• [Task details]
Return, character for character, the lines below from the very first one through the line containing "logout-label: 退出登录 — [275, 22, 324, 37]", including both of those lines.

::: Source material

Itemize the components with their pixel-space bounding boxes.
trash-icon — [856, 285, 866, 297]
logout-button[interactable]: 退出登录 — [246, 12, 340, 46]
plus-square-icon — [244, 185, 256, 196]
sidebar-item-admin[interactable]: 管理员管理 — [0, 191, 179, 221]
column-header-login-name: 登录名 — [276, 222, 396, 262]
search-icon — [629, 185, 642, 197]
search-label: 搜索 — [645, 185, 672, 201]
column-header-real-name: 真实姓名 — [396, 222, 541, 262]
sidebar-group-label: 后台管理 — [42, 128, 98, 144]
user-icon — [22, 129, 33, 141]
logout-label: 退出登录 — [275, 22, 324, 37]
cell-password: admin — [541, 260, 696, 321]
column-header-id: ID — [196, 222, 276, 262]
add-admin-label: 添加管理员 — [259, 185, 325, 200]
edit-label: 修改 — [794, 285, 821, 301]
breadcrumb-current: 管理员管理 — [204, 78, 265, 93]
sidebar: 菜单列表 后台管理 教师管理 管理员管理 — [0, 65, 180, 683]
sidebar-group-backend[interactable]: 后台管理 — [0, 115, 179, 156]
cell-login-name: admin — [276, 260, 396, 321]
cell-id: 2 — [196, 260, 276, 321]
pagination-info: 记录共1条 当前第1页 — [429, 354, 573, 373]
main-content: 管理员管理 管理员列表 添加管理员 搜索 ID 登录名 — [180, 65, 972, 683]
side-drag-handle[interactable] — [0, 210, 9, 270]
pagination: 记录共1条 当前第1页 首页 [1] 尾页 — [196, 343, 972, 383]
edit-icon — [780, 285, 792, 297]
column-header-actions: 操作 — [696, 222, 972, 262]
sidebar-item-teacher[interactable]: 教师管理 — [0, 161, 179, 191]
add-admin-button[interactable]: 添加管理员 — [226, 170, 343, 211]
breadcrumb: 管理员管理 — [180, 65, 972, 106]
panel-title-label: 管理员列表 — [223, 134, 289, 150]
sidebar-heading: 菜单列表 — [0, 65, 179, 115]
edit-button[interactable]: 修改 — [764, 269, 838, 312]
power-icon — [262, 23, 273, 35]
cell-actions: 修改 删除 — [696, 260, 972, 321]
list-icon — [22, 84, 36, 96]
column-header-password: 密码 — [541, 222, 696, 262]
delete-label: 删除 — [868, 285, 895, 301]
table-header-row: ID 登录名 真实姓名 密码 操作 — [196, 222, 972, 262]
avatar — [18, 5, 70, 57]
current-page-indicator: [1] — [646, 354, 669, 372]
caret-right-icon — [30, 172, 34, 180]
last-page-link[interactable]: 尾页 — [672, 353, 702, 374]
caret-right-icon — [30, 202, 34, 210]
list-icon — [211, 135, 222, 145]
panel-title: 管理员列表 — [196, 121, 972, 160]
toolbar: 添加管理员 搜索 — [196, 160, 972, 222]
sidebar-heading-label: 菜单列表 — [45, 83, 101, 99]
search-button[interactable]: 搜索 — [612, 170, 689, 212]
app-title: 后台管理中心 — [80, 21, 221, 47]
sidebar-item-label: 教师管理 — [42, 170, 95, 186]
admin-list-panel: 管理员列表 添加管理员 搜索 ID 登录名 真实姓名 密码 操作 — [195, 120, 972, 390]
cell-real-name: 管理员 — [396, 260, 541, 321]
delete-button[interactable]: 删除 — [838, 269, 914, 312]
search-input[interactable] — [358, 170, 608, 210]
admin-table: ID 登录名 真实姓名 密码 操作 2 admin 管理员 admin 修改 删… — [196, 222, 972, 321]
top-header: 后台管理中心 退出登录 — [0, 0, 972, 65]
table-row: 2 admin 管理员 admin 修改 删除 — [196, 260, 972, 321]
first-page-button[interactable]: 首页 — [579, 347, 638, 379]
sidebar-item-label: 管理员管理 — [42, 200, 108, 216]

::::::

• [Exercise response]
Itemize the components with their pixel-space bounding boxes.
trash-icon — [856, 285, 866, 297]
logout-button[interactable]: 退出登录 — [246, 12, 340, 46]
plus-square-icon — [244, 185, 256, 196]
sidebar-item-admin[interactable]: 管理员管理 — [0, 191, 179, 221]
column-header-login-name: 登录名 — [276, 222, 396, 262]
search-icon — [629, 185, 642, 197]
search-label: 搜索 — [645, 185, 672, 201]
column-header-real-name: 真实姓名 — [396, 222, 541, 262]
sidebar-group-label: 后台管理 — [42, 128, 98, 144]
user-icon — [22, 129, 33, 141]
logout-label: 退出登录 — [275, 22, 324, 37]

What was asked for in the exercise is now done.